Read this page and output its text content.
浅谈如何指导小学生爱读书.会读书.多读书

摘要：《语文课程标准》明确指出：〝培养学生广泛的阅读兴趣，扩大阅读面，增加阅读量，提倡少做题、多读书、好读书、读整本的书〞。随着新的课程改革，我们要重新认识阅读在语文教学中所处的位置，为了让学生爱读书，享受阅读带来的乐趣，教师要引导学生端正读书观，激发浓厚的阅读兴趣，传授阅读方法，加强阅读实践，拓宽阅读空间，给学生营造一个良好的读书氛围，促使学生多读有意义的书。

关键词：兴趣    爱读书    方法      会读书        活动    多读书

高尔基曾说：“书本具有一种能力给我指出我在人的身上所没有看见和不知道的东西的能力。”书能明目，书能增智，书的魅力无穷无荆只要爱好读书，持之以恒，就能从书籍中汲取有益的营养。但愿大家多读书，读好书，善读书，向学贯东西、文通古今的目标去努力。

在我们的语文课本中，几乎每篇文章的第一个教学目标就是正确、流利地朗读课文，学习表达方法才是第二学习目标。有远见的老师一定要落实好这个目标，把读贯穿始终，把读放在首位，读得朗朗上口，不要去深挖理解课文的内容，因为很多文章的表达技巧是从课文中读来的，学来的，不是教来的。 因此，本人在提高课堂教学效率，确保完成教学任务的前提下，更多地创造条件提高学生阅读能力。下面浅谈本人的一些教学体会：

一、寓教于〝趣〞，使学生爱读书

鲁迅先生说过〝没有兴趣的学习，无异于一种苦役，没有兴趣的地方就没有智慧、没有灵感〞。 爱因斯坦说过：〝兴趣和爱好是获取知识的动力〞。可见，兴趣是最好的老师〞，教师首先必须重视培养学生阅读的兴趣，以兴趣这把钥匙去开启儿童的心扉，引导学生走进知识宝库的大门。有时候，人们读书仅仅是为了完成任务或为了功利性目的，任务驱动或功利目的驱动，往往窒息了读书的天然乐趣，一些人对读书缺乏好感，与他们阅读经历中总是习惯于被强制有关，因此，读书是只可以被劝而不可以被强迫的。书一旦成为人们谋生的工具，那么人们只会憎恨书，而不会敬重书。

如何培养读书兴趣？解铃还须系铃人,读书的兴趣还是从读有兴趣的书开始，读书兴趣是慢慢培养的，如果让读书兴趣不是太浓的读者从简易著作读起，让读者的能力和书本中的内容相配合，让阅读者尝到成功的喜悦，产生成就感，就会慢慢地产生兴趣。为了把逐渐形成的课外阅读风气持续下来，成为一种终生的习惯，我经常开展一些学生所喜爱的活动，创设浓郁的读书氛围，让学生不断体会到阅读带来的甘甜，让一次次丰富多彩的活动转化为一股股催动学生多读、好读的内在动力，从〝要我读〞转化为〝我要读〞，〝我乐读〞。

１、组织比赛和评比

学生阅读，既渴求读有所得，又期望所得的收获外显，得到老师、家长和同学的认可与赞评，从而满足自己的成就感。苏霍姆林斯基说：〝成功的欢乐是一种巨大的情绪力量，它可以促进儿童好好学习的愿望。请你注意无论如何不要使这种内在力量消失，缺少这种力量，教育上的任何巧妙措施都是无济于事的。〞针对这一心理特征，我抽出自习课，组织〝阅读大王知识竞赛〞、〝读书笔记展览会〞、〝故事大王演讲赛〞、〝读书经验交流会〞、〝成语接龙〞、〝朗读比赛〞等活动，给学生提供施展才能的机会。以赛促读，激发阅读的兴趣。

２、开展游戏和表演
==
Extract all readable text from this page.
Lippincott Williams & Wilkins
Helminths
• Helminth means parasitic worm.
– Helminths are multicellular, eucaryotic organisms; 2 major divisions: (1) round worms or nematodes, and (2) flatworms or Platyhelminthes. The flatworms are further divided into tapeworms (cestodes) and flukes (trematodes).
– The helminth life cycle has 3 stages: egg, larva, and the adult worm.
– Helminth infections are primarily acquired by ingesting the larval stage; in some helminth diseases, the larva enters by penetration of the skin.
...
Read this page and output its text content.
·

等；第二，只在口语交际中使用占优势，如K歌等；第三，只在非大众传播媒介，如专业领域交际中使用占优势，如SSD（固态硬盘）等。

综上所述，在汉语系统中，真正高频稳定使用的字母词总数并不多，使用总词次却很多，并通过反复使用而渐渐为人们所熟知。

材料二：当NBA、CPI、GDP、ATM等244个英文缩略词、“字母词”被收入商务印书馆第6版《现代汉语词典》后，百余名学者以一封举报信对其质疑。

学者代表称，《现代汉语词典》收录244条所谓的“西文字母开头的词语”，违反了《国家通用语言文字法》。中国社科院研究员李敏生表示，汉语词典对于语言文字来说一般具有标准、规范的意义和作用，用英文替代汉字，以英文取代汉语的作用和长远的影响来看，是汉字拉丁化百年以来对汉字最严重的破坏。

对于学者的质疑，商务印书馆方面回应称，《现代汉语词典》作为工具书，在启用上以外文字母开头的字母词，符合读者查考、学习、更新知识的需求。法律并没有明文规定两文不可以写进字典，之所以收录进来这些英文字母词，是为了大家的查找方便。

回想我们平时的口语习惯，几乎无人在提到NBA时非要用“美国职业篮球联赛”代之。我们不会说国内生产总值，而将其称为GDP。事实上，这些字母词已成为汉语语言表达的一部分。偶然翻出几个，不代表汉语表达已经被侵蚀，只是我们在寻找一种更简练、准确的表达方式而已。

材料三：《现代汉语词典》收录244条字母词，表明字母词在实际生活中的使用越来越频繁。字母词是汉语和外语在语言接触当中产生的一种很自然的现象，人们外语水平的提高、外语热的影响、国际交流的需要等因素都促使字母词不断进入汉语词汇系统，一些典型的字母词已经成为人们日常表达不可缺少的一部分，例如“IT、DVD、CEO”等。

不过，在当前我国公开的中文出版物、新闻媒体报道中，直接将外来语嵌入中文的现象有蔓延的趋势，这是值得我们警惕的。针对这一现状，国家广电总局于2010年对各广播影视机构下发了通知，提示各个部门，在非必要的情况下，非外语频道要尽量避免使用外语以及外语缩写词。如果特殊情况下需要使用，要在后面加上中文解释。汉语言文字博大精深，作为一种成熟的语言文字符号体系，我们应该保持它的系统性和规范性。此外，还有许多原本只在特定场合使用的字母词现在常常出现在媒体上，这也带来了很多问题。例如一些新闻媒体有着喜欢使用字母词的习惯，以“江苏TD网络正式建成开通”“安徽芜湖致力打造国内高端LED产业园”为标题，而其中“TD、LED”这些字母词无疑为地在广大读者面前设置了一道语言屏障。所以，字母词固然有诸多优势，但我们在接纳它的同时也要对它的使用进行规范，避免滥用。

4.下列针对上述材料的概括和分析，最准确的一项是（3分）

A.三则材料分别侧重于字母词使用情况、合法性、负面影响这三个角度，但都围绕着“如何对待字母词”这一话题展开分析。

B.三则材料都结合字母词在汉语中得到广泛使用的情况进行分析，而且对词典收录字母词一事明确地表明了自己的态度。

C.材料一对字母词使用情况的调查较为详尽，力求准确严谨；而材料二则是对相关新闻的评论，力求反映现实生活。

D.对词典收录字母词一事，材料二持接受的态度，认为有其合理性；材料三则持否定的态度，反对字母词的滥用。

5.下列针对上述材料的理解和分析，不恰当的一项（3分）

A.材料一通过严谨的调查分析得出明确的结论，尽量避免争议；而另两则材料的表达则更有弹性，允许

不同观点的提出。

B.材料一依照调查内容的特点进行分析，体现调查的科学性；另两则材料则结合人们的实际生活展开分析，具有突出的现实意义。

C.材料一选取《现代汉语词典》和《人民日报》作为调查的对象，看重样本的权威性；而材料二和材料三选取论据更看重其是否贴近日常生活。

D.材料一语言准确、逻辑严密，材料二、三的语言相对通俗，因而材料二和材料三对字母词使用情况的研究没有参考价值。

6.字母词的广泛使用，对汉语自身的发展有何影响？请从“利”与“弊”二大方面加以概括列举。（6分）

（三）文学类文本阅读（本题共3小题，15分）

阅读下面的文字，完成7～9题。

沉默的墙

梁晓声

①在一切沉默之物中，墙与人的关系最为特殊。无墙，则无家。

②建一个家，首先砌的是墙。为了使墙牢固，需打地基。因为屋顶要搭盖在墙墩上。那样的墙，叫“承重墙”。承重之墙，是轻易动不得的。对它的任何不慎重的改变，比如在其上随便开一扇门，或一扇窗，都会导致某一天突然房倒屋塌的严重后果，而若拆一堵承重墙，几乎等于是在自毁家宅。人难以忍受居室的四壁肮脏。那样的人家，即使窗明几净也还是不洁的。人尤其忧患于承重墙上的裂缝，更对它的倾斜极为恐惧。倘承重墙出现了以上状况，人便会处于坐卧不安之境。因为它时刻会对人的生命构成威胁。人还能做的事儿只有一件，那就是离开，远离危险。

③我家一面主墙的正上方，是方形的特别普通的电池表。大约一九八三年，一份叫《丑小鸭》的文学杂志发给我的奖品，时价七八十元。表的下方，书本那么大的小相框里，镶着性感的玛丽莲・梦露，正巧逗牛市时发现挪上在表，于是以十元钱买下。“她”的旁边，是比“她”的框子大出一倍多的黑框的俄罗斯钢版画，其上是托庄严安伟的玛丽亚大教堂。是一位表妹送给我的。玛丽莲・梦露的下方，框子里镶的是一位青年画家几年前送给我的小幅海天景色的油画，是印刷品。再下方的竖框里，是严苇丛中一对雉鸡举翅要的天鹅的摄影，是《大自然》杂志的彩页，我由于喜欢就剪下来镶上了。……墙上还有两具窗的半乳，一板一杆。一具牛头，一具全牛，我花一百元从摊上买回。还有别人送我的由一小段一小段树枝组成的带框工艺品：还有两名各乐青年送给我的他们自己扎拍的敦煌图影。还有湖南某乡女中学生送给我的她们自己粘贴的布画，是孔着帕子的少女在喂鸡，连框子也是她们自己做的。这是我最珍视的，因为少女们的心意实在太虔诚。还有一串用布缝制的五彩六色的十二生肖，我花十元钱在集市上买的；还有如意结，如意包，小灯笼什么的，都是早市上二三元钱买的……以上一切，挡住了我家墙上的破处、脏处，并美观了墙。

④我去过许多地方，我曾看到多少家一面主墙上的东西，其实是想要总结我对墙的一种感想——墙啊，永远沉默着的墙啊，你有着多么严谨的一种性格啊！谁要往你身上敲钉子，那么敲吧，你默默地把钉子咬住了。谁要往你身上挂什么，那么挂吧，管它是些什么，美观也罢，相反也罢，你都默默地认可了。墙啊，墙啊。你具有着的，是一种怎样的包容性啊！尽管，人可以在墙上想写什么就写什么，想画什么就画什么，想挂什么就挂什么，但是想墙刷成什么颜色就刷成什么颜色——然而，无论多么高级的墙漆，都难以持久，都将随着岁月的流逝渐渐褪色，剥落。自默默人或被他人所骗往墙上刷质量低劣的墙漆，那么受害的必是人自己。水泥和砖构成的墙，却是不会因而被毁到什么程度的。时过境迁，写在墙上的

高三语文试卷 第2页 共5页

Instruction: Above are lines of data; state how many of them contain the word "现代汉语词典", with no other output.

Result for this task: 5